** START Input for this task **

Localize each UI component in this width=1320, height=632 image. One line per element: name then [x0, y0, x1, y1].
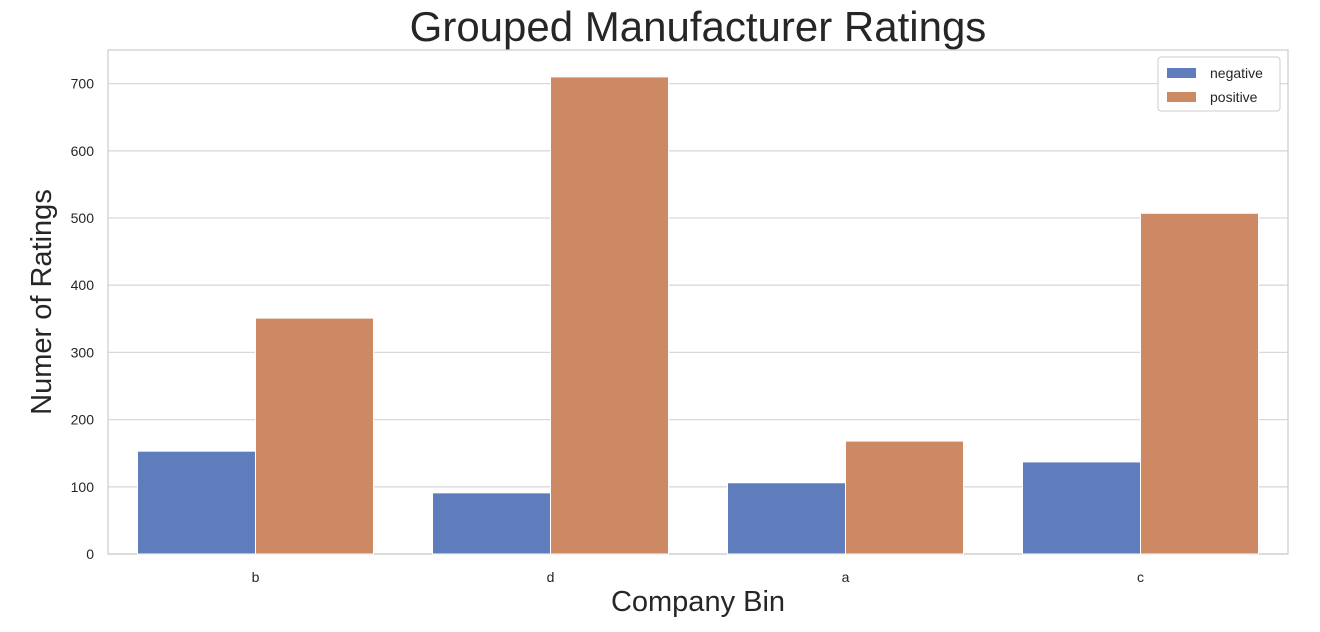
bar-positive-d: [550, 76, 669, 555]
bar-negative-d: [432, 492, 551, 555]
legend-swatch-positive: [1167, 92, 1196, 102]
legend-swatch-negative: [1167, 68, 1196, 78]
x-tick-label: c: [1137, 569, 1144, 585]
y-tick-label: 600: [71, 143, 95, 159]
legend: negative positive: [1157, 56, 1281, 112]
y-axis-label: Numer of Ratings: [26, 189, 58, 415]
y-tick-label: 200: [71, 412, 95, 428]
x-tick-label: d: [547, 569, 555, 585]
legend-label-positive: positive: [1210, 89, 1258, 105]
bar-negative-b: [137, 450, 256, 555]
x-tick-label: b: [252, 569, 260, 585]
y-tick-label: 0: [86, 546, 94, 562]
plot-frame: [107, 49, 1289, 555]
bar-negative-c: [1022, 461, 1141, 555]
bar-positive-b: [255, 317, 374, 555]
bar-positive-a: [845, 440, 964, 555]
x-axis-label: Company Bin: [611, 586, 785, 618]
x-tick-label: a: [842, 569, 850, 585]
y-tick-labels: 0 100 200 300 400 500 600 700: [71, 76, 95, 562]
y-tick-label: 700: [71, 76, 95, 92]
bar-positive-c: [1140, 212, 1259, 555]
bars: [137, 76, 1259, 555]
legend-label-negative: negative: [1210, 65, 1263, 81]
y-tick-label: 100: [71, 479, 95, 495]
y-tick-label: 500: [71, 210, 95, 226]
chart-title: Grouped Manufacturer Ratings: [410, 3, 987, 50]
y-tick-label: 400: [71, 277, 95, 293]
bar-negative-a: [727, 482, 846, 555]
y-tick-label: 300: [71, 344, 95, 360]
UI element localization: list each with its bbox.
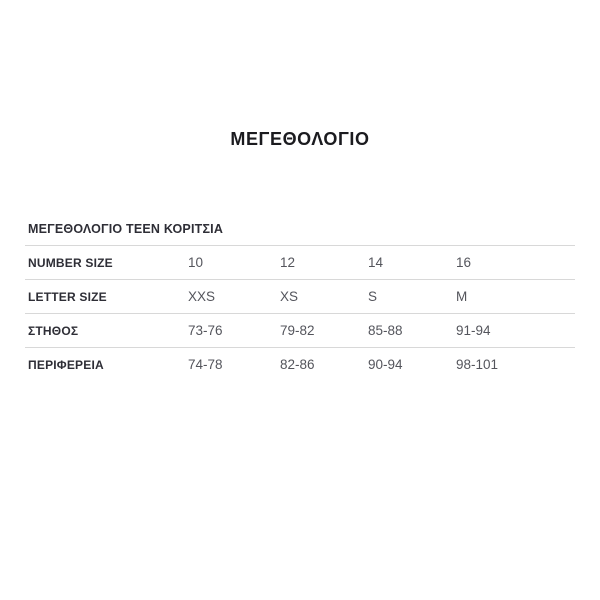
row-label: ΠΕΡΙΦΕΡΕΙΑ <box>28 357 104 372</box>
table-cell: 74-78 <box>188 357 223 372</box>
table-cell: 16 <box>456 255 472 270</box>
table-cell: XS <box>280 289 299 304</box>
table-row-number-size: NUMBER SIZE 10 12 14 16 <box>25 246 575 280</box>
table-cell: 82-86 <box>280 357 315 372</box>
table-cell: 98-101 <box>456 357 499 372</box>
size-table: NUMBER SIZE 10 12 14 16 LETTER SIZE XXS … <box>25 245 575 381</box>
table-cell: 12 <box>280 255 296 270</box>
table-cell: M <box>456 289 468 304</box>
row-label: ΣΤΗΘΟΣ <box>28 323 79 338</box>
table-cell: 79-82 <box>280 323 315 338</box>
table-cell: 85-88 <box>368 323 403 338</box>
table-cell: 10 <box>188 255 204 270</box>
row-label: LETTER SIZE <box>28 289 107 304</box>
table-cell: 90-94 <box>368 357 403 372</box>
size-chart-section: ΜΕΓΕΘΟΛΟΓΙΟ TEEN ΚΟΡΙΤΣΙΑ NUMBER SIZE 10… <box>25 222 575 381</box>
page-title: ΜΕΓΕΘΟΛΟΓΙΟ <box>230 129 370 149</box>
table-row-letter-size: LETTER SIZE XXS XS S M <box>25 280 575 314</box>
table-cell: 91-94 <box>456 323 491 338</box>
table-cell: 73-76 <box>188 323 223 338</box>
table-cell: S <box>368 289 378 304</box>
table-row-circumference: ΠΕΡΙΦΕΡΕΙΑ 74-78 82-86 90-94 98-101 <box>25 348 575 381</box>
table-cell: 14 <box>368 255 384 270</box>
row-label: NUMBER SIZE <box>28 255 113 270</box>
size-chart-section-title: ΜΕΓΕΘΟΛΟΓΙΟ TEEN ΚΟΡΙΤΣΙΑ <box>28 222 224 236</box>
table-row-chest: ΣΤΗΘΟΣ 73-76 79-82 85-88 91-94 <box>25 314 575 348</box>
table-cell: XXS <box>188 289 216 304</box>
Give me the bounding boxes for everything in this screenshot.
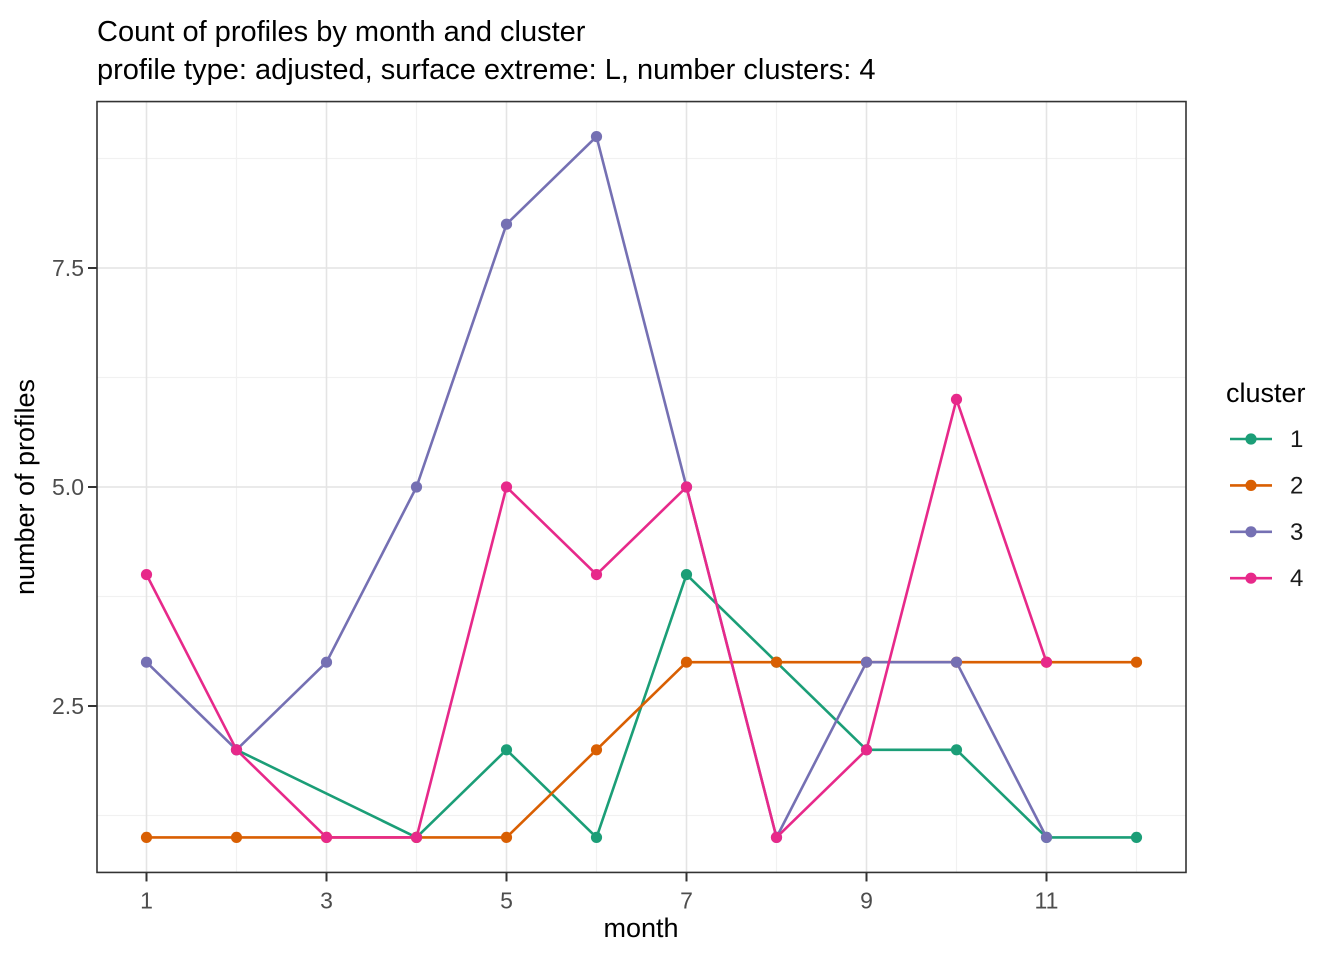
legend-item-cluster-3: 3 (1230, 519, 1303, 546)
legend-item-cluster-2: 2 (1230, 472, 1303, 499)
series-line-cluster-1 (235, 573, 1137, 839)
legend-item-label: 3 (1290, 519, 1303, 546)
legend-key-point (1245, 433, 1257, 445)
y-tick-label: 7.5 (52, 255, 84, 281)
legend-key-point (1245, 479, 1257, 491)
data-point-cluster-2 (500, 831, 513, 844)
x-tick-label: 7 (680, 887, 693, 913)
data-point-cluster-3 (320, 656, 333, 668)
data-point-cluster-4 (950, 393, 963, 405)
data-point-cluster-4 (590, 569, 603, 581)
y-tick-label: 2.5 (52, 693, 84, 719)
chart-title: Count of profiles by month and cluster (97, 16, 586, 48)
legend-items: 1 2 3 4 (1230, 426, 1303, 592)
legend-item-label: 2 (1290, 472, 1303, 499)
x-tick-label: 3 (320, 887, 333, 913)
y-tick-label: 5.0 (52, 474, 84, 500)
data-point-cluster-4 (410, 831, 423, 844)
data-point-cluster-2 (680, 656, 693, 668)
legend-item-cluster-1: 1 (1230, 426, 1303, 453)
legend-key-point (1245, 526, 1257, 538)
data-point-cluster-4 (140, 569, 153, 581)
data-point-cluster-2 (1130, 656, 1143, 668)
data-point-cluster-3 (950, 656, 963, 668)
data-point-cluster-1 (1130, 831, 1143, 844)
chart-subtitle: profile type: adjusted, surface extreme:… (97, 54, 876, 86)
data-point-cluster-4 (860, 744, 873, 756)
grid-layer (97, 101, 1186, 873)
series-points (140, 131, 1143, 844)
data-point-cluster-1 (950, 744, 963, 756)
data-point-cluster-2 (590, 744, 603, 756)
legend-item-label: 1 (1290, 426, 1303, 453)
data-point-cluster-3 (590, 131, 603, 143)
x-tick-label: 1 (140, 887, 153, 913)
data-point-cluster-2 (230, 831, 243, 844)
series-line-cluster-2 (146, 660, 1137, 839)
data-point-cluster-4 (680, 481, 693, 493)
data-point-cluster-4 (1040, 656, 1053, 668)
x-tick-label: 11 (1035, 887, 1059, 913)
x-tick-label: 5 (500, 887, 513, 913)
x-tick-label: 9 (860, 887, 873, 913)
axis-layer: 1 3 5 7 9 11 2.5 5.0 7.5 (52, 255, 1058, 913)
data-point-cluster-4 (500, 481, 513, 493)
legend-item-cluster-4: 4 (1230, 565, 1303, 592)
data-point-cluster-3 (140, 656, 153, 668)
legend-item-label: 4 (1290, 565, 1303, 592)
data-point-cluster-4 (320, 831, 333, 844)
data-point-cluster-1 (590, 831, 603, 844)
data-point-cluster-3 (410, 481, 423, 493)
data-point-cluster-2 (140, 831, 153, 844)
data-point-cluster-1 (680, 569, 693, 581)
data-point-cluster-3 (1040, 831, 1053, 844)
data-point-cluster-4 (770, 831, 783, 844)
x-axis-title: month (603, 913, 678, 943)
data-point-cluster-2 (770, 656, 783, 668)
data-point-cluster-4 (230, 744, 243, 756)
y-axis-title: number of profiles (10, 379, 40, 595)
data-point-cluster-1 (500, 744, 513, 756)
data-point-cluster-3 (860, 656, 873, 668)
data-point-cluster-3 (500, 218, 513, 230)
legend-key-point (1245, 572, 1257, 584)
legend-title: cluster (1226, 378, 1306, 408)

** END Input for this task **

Given request
Return every line of the records above verbatim, leaving out the picture placeholders.

Reply to the exercise
Localize each UI component in this width=1320, height=632 image. One line per element: name then [x0, y0, x1, y1].
bar-positive-d: [550, 76, 669, 555]
bar-negative-d: [432, 492, 551, 555]
legend-swatch-positive: [1167, 92, 1196, 102]
legend-swatch-negative: [1167, 68, 1196, 78]
x-tick-label: c: [1137, 569, 1144, 585]
y-tick-label: 600: [71, 143, 95, 159]
legend: negative positive: [1157, 56, 1281, 112]
y-axis-label: Numer of Ratings: [26, 189, 58, 415]
y-tick-label: 200: [71, 412, 95, 428]
x-tick-label: d: [547, 569, 555, 585]
legend-label-positive: positive: [1210, 89, 1258, 105]
bar-negative-b: [137, 450, 256, 555]
x-tick-label: b: [252, 569, 260, 585]
y-tick-label: 0: [86, 546, 94, 562]
plot-frame: [107, 49, 1289, 555]
bar-negative-c: [1022, 461, 1141, 555]
bar-positive-b: [255, 317, 374, 555]
bar-positive-a: [845, 440, 964, 555]
x-axis-label: Company Bin: [611, 586, 785, 618]
x-tick-label: a: [842, 569, 850, 585]
y-tick-labels: 0 100 200 300 400 500 600 700: [71, 76, 95, 562]
y-tick-label: 700: [71, 76, 95, 92]
bar-positive-c: [1140, 212, 1259, 555]
bars: [137, 76, 1259, 555]
legend-label-negative: negative: [1210, 65, 1263, 81]
y-tick-label: 100: [71, 479, 95, 495]
y-tick-label: 500: [71, 210, 95, 226]
chart-title: Grouped Manufacturer Ratings: [410, 3, 987, 50]
y-tick-label: 400: [71, 277, 95, 293]
bar-negative-a: [727, 482, 846, 555]
y-tick-label: 300: [71, 344, 95, 360]
UI element localization: list each with its bbox.
row-label: ΠΕΡΙΦΕΡΕΙΑ <box>28 357 104 372</box>
table-cell: 74-78 <box>188 357 223 372</box>
table-cell: 16 <box>456 255 472 270</box>
table-cell: XS <box>280 289 299 304</box>
table-row-number-size: NUMBER SIZE 10 12 14 16 <box>25 246 575 280</box>
table-cell: 82-86 <box>280 357 315 372</box>
table-cell: 98-101 <box>456 357 499 372</box>
size-table: NUMBER SIZE 10 12 14 16 LETTER SIZE XXS … <box>25 245 575 381</box>
table-cell: 12 <box>280 255 296 270</box>
table-cell: M <box>456 289 468 304</box>
row-label: ΣΤΗΘΟΣ <box>28 323 79 338</box>
table-cell: 79-82 <box>280 323 315 338</box>
table-cell: 85-88 <box>368 323 403 338</box>
table-cell: 10 <box>188 255 204 270</box>
row-label: LETTER SIZE <box>28 289 107 304</box>
table-cell: 90-94 <box>368 357 403 372</box>
size-chart-section: ΜΕΓΕΘΟΛΟΓΙΟ TEEN ΚΟΡΙΤΣΙΑ NUMBER SIZE 10… <box>25 222 575 381</box>
page-title: ΜΕΓΕΘΟΛΟΓΙΟ <box>230 129 370 149</box>
table-row-letter-size: LETTER SIZE XXS XS S M <box>25 280 575 314</box>
table-cell: 91-94 <box>456 323 491 338</box>
table-cell: 73-76 <box>188 323 223 338</box>
table-cell: S <box>368 289 378 304</box>
table-row-circumference: ΠΕΡΙΦΕΡΕΙΑ 74-78 82-86 90-94 98-101 <box>25 348 575 381</box>
table-cell: 14 <box>368 255 384 270</box>
row-label: NUMBER SIZE <box>28 255 113 270</box>
size-chart-section-title: ΜΕΓΕΘΟΛΟΓΙΟ TEEN ΚΟΡΙΤΣΙΑ <box>28 222 224 236</box>
table-row-chest: ΣΤΗΘΟΣ 73-76 79-82 85-88 91-94 <box>25 314 575 348</box>
table-cell: XXS <box>188 289 216 304</box>
Give me the bounding boxes for everything in this screenshot.
legend-item-cluster-3: 3 (1230, 519, 1303, 546)
legend-item-cluster-2: 2 (1230, 472, 1303, 499)
series-line-cluster-1 (235, 573, 1137, 839)
legend-item-label: 3 (1290, 519, 1303, 546)
legend-key-point (1245, 433, 1257, 445)
y-tick-label: 7.5 (52, 255, 84, 281)
legend-key-point (1245, 479, 1257, 491)
data-point-cluster-2 (500, 831, 513, 844)
x-tick-label: 7 (680, 887, 693, 913)
data-point-cluster-3 (320, 656, 333, 668)
data-point-cluster-4 (950, 393, 963, 405)
data-point-cluster-4 (590, 569, 603, 581)
y-tick-label: 2.5 (52, 693, 84, 719)
chart-title: Count of profiles by month and cluster (97, 16, 586, 48)
legend-items: 1 2 3 4 (1230, 426, 1303, 592)
legend-item-label: 2 (1290, 472, 1303, 499)
x-tick-label: 3 (320, 887, 333, 913)
y-tick-label: 5.0 (52, 474, 84, 500)
data-point-cluster-4 (410, 831, 423, 844)
data-point-cluster-2 (680, 656, 693, 668)
legend-item-cluster-1: 1 (1230, 426, 1303, 453)
legend-key-point (1245, 526, 1257, 538)
data-point-cluster-4 (140, 569, 153, 581)
data-point-cluster-2 (1130, 656, 1143, 668)
data-point-cluster-3 (950, 656, 963, 668)
data-point-cluster-1 (1130, 831, 1143, 844)
chart-subtitle: profile type: adjusted, surface extreme:… (97, 54, 876, 86)
data-point-cluster-4 (860, 744, 873, 756)
grid-layer (97, 101, 1186, 873)
series-points (140, 131, 1143, 844)
data-point-cluster-1 (950, 744, 963, 756)
data-point-cluster-2 (590, 744, 603, 756)
legend-item-label: 1 (1290, 426, 1303, 453)
data-point-cluster-3 (590, 131, 603, 143)
x-tick-label: 1 (140, 887, 153, 913)
data-point-cluster-2 (230, 831, 243, 844)
series-line-cluster-2 (146, 660, 1137, 839)
data-point-cluster-4 (680, 481, 693, 493)
data-point-cluster-4 (1040, 656, 1053, 668)
x-tick-label: 11 (1035, 887, 1059, 913)
x-tick-label: 5 (500, 887, 513, 913)
x-tick-label: 9 (860, 887, 873, 913)
axis-layer: 1 3 5 7 9 11 2.5 5.0 7.5 (52, 255, 1058, 913)
data-point-cluster-4 (500, 481, 513, 493)
legend-item-cluster-4: 4 (1230, 565, 1303, 592)
data-point-cluster-3 (140, 656, 153, 668)
legend-item-label: 4 (1290, 565, 1303, 592)
data-point-cluster-4 (320, 831, 333, 844)
data-point-cluster-1 (590, 831, 603, 844)
data-point-cluster-3 (410, 481, 423, 493)
data-point-cluster-2 (140, 831, 153, 844)
data-point-cluster-1 (680, 569, 693, 581)
data-point-cluster-3 (1040, 831, 1053, 844)
data-point-cluster-4 (770, 831, 783, 844)
x-axis-title: month (603, 913, 678, 943)
data-point-cluster-2 (770, 656, 783, 668)
data-point-cluster-4 (230, 744, 243, 756)
y-axis-title: number of profiles (10, 379, 40, 595)
data-point-cluster-1 (500, 744, 513, 756)
data-point-cluster-3 (860, 656, 873, 668)
data-point-cluster-3 (500, 218, 513, 230)
legend-key-point (1245, 572, 1257, 584)
legend-title: cluster (1226, 378, 1306, 408)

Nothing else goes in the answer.